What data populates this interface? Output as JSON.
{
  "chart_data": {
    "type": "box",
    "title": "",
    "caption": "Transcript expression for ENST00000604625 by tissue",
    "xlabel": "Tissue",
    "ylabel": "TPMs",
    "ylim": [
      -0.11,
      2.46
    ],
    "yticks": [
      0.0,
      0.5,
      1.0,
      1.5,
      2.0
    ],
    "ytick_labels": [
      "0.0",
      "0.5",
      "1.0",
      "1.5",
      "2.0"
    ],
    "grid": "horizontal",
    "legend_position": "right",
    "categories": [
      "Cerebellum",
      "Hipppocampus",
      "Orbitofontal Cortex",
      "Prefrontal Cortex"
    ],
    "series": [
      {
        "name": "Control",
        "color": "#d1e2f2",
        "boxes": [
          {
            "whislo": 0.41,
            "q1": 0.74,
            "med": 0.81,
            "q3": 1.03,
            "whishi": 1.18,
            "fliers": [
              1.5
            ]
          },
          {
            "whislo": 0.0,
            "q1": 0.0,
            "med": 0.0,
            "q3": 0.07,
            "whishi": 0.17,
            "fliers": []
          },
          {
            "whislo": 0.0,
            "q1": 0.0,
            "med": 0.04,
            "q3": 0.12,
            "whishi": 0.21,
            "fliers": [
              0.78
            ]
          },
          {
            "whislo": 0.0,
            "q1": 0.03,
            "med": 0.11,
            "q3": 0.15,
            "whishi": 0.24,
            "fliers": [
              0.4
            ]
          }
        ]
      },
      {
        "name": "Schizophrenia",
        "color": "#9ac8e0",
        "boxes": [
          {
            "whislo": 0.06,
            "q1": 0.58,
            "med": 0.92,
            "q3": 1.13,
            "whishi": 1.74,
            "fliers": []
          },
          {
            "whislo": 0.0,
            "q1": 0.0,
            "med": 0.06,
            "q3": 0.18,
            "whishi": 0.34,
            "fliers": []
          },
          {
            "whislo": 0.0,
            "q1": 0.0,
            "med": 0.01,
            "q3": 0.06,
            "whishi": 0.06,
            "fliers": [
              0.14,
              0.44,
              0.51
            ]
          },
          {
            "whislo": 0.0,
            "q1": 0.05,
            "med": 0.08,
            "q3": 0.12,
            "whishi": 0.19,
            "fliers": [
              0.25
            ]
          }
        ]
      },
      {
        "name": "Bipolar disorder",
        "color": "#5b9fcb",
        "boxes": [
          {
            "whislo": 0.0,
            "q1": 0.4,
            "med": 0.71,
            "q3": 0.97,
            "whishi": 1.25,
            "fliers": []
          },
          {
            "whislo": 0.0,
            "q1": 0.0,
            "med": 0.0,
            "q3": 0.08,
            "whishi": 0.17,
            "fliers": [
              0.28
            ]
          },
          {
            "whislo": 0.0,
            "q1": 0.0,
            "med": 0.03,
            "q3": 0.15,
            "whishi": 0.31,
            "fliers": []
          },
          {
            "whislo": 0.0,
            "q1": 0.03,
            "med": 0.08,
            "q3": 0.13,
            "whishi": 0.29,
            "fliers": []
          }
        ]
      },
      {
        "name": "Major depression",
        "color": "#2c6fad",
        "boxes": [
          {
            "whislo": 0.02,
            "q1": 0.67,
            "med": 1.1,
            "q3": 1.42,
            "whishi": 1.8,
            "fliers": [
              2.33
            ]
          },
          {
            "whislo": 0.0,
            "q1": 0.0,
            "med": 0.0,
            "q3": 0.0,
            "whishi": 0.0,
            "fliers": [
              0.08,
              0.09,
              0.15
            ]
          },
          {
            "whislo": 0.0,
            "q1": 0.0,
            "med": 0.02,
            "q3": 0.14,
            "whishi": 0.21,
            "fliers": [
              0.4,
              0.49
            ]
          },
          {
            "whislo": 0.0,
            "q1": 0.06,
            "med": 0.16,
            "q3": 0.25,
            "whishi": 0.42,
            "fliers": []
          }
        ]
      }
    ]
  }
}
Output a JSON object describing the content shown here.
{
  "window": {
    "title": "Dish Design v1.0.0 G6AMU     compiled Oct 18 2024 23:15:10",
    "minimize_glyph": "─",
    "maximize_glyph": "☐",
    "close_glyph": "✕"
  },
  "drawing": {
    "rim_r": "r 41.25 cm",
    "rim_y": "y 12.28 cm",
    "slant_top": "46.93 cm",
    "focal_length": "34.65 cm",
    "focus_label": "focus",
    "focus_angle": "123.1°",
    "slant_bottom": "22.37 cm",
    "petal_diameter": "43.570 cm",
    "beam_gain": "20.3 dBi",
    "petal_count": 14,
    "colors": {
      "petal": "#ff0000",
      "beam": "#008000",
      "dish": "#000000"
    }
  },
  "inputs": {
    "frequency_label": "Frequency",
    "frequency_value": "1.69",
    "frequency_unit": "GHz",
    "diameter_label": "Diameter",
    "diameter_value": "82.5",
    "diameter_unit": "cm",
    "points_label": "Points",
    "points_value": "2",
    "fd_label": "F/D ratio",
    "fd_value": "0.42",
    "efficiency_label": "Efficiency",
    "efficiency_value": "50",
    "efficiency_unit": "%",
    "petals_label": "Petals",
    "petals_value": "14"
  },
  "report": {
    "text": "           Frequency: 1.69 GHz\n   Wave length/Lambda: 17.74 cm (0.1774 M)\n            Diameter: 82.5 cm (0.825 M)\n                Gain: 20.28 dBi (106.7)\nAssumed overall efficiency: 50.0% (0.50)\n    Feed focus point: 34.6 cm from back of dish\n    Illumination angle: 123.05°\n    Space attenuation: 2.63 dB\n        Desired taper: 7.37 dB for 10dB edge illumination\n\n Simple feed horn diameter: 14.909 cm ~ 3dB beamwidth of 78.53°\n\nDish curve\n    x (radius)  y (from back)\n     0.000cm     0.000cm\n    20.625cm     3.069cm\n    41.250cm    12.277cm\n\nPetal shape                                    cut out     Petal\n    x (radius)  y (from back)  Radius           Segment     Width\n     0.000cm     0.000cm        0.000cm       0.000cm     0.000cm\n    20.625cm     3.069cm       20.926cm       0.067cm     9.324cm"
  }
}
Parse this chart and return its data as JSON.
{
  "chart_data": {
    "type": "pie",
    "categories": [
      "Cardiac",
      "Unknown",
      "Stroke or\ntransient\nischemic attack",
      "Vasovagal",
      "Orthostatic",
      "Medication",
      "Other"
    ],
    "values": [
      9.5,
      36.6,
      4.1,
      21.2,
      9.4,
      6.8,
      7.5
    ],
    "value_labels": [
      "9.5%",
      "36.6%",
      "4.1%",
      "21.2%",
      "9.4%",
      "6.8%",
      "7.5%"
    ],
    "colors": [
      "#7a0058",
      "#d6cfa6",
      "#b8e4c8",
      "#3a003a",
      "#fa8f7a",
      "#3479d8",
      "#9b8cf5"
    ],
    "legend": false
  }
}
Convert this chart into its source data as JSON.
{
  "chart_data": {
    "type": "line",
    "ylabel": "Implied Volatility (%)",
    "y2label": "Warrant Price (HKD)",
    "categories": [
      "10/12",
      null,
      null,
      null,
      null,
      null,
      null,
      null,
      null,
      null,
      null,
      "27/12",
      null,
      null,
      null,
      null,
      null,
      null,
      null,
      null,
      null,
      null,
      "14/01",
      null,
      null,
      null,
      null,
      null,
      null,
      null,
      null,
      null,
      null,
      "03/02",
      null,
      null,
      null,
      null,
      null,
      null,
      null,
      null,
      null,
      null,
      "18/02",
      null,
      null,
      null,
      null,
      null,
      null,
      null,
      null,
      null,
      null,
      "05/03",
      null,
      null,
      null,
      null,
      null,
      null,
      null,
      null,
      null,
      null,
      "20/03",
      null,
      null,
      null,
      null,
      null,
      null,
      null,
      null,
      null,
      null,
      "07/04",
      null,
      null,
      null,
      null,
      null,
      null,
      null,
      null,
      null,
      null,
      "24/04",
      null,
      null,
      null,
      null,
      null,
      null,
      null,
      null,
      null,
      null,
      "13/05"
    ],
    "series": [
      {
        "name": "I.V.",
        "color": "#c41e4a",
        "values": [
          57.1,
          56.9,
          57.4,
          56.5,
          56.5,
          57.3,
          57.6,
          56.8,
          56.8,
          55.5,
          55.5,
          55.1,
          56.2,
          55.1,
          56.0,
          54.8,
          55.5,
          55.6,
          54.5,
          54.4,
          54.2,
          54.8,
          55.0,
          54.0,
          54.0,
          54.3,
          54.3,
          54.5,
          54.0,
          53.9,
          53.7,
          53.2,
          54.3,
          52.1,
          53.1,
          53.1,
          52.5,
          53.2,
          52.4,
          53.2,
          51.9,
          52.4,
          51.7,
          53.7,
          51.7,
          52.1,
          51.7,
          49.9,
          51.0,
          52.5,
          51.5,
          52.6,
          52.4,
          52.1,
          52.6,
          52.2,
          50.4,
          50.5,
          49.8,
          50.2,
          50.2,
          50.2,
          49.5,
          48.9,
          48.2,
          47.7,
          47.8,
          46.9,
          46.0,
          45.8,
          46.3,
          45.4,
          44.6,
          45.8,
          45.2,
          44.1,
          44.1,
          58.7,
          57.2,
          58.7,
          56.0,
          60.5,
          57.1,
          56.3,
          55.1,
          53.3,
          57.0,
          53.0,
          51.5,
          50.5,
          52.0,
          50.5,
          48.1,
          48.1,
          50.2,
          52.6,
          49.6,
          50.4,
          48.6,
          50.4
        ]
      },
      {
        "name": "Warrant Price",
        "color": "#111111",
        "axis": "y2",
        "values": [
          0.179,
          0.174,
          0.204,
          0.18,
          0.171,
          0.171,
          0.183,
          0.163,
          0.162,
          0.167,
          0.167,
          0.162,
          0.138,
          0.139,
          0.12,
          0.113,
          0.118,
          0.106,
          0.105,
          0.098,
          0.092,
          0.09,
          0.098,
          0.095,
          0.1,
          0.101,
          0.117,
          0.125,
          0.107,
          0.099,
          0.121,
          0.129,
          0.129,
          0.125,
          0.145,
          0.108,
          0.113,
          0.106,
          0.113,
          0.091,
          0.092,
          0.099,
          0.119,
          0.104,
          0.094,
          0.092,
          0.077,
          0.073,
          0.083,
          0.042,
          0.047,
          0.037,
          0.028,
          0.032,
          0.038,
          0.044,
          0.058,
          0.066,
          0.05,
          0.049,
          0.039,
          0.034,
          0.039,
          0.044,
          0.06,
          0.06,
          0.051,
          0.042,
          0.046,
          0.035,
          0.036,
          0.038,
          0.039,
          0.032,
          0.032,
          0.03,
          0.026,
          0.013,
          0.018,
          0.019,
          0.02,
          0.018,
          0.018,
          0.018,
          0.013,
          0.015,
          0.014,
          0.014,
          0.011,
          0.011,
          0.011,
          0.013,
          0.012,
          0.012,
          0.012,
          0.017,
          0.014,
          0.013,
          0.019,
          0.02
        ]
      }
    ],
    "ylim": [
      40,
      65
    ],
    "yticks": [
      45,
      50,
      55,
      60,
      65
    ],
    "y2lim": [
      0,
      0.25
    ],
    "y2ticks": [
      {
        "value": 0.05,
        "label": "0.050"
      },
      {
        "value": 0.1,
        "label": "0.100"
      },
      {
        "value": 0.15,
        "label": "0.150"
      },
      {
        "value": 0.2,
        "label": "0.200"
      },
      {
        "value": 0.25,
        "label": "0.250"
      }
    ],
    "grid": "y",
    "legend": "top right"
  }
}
^^^^^^^^
**Directions:**
Copy every line in the listing above where the string "Cortex" turns up.

**Complete answer:**
      "Orbitofontal Cortex",
      "Prefrontal Cortex"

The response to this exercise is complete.